### Dataset records on visual material:
# # # # # # #
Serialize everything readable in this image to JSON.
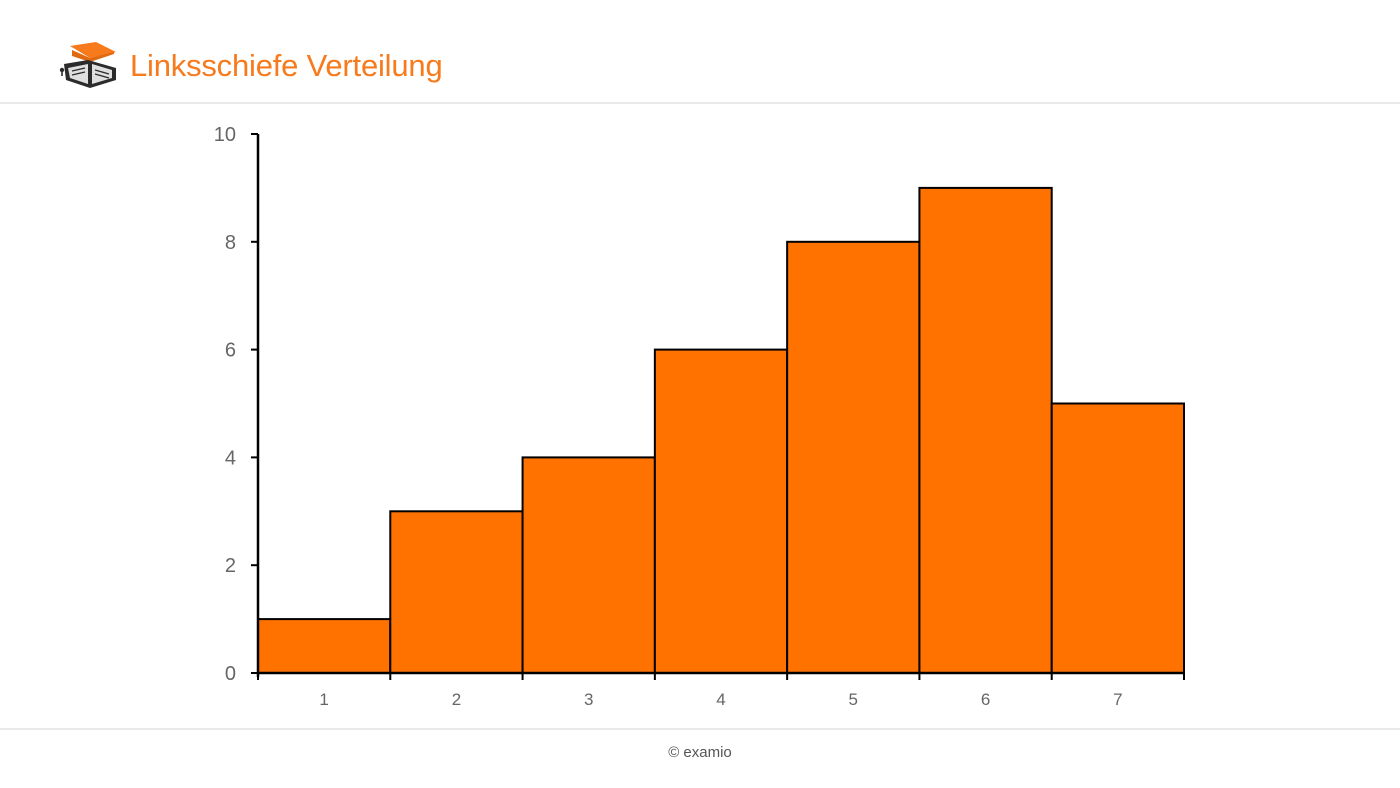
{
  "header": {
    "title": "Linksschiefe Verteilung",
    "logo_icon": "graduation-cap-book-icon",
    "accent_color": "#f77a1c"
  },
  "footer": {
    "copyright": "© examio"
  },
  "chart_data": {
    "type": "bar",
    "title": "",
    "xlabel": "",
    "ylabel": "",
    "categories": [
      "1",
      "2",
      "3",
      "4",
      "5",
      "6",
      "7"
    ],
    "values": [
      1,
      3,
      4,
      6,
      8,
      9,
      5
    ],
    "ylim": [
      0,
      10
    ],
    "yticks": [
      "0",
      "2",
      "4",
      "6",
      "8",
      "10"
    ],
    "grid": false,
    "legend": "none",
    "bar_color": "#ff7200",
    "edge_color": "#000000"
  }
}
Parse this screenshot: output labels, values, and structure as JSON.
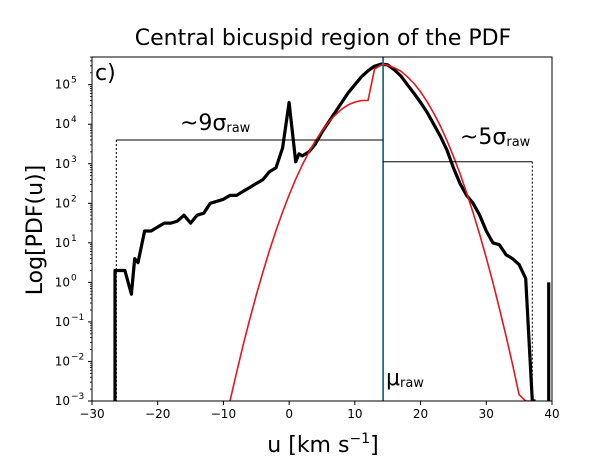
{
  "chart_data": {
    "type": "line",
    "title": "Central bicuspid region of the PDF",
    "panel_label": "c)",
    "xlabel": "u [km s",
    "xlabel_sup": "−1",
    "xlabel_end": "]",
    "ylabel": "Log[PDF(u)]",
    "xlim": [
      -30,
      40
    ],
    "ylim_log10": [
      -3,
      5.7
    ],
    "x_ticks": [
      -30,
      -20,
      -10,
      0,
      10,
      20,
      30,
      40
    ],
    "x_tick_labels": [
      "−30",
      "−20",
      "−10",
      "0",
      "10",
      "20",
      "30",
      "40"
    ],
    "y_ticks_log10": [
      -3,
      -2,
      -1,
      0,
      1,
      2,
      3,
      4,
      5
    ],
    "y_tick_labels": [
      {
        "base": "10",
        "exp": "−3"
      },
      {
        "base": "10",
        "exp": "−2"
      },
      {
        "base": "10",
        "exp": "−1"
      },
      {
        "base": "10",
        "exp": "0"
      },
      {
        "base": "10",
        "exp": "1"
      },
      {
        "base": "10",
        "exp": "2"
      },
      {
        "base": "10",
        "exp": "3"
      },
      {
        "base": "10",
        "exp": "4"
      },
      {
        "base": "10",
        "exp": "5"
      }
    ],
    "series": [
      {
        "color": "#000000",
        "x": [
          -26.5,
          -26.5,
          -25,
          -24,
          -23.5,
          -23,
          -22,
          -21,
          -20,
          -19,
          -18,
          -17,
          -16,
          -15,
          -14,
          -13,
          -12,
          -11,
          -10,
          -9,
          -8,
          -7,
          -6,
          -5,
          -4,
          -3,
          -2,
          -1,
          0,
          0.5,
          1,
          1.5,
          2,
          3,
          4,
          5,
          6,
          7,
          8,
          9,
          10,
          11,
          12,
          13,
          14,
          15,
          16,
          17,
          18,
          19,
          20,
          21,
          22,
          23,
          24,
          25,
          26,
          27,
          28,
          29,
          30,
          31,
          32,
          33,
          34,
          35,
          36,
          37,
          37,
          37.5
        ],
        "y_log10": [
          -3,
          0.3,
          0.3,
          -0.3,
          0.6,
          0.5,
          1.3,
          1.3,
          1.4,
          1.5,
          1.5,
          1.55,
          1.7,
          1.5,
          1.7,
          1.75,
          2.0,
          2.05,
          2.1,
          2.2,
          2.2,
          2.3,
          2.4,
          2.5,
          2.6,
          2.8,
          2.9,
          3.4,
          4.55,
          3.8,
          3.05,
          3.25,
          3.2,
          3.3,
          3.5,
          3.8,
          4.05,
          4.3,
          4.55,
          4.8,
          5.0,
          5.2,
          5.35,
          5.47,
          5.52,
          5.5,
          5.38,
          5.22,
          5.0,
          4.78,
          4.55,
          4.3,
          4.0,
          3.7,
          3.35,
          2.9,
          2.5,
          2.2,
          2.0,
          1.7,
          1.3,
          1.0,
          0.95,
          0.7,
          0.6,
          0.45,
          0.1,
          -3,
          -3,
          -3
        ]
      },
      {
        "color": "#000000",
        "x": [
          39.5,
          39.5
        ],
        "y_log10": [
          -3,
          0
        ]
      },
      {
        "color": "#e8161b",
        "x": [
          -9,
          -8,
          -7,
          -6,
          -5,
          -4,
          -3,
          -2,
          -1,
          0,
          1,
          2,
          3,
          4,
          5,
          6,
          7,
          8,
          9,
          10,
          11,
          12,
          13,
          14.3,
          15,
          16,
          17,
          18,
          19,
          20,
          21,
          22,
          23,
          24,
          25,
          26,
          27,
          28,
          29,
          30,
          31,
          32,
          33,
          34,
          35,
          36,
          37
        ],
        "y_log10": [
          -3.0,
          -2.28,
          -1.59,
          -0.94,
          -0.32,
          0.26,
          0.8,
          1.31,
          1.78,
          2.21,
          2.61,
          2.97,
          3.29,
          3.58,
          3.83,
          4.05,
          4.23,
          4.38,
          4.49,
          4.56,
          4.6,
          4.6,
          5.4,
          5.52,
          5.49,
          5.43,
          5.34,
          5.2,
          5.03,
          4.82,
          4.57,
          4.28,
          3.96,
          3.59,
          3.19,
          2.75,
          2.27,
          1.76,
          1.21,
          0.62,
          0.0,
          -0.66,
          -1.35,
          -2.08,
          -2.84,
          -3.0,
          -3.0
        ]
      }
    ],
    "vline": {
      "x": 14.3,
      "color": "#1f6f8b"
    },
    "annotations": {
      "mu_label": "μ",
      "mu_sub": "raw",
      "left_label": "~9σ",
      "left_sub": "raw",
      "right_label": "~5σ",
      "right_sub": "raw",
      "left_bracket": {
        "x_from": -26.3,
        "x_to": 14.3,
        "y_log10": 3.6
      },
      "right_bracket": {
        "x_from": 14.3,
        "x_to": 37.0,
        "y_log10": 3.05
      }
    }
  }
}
# # # # # # #
### STATED PROBLEM:
Extract the full listing exactly, with the pictures left out.

### SOLUTION TO THE PROBLEM:
Serialize everything readable in this image to JSON.
{
  "header": {
    "title": "Linksschiefe Verteilung",
    "logo_icon": "graduation-cap-book-icon",
    "accent_color": "#f77a1c"
  },
  "footer": {
    "copyright": "© examio"
  },
  "chart_data": {
    "type": "bar",
    "title": "",
    "xlabel": "",
    "ylabel": "",
    "categories": [
      "1",
      "2",
      "3",
      "4",
      "5",
      "6",
      "7"
    ],
    "values": [
      1,
      3,
      4,
      6,
      8,
      9,
      5
    ],
    "ylim": [
      0,
      10
    ],
    "yticks": [
      "0",
      "2",
      "4",
      "6",
      "8",
      "10"
    ],
    "grid": false,
    "legend": "none",
    "bar_color": "#ff7200",
    "edge_color": "#000000"
  }
}
Parse this screenshot: output labels, values, and structure as JSON.
{
  "chart_data": {
    "type": "line",
    "title": "Central bicuspid region of the PDF",
    "panel_label": "c)",
    "xlabel": "u [km s",
    "xlabel_sup": "−1",
    "xlabel_end": "]",
    "ylabel": "Log[PDF(u)]",
    "xlim": [
      -30,
      40
    ],
    "ylim_log10": [
      -3,
      5.7
    ],
    "x_ticks": [
      -30,
      -20,
      -10,
      0,
      10,
      20,
      30,
      40
    ],
    "x_tick_labels": [
      "−30",
      "−20",
      "−10",
      "0",
      "10",
      "20",
      "30",
      "40"
    ],
    "y_ticks_log10": [
      -3,
      -2,
      -1,
      0,
      1,
      2,
      3,
      4,
      5
    ],
    "y_tick_labels": [
      {
        "base": "10",
        "exp": "−3"
      },
      {
        "base": "10",
        "exp": "−2"
      },
      {
        "base": "10",
        "exp": "−1"
      },
      {
        "base": "10",
        "exp": "0"
      },
      {
        "base": "10",
        "exp": "1"
      },
      {
        "base": "10",
        "exp": "2"
      },
      {
        "base": "10",
        "exp": "3"
      },
      {
        "base": "10",
        "exp": "4"
      },
      {
        "base": "10",
        "exp": "5"
      }
    ],
    "series": [
      {
        "color": "#000000",
        "x": [
          -26.5,
          -26.5,
          -25,
          -24,
          -23.5,
          -23,
          -22,
          -21,
          -20,
          -19,
          -18,
          -17,
          -16,
          -15,
          -14,
          -13,
          -12,
          -11,
          -10,
          -9,
          -8,
          -7,
          -6,
          -5,
          -4,
          -3,
          -2,
          -1,
          0,
          0.5,
          1,
          1.5,
          2,
          3,
          4,
          5,
          6,
          7,
          8,
          9,
          10,
          11,
          12,
          13,
          14,
          15,
          16,
          17,
          18,
          19,
          20,
          21,
          22,
          23,
          24,
          25,
          26,
          27,
          28,
          29,
          30,
          31,
          32,
          33,
          34,
          35,
          36,
          37,
          37,
          37.5
        ],
        "y_log10": [
          -3,
          0.3,
          0.3,
          -0.3,
          0.6,
          0.5,
          1.3,
          1.3,
          1.4,
          1.5,
          1.5,
          1.55,
          1.7,
          1.5,
          1.7,
          1.75,
          2.0,
          2.05,
          2.1,
          2.2,
          2.2,
          2.3,
          2.4,
          2.5,
          2.6,
          2.8,
          2.9,
          3.4,
          4.55,
          3.8,
          3.05,
          3.25,
          3.2,
          3.3,
          3.5,
          3.8,
          4.05,
          4.3,
          4.55,
          4.8,
          5.0,
          5.2,
          5.35,
          5.47,
          5.52,
          5.5,
          5.38,
          5.22,
          5.0,
          4.78,
          4.55,
          4.3,
          4.0,
          3.7,
          3.35,
          2.9,
          2.5,
          2.2,
          2.0,
          1.7,
          1.3,
          1.0,
          0.95,
          0.7,
          0.6,
          0.45,
          0.1,
          -3,
          -3,
          -3
        ]
      },
      {
        "color": "#000000",
        "x": [
          39.5,
          39.5
        ],
        "y_log10": [
          -3,
          0
        ]
      },
      {
        "color": "#e8161b",
        "x": [
          -9,
          -8,
          -7,
          -6,
          -5,
          -4,
          -3,
          -2,
          -1,
          0,
          1,
          2,
          3,
          4,
          5,
          6,
          7,
          8,
          9,
          10,
          11,
          12,
          13,
          14.3,
          15,
          16,
          17,
          18,
          19,
          20,
          21,
          22,
          23,
          24,
          25,
          26,
          27,
          28,
          29,
          30,
          31,
          32,
          33,
          34,
          35,
          36,
          37
        ],
        "y_log10": [
          -3.0,
          -2.28,
          -1.59,
          -0.94,
          -0.32,
          0.26,
          0.8,
          1.31,
          1.78,
          2.21,
          2.61,
          2.97,
          3.29,
          3.58,
          3.83,
          4.05,
          4.23,
          4.38,
          4.49,
          4.56,
          4.6,
          4.6,
          5.4,
          5.52,
          5.49,
          5.43,
          5.34,
          5.2,
          5.03,
          4.82,
          4.57,
          4.28,
          3.96,
          3.59,
          3.19,
          2.75,
          2.27,
          1.76,
          1.21,
          0.62,
          0.0,
          -0.66,
          -1.35,
          -2.08,
          -2.84,
          -3.0,
          -3.0
        ]
      }
    ],
    "vline": {
      "x": 14.3,
      "color": "#1f6f8b"
    },
    "annotations": {
      "mu_label": "μ",
      "mu_sub": "raw",
      "left_label": "~9σ",
      "left_sub": "raw",
      "right_label": "~5σ",
      "right_sub": "raw",
      "left_bracket": {
        "x_from": -26.3,
        "x_to": 14.3,
        "y_log10": 3.6
      },
      "right_bracket": {
        "x_from": 14.3,
        "x_to": 37.0,
        "y_log10": 3.05
      }
    }
  }
}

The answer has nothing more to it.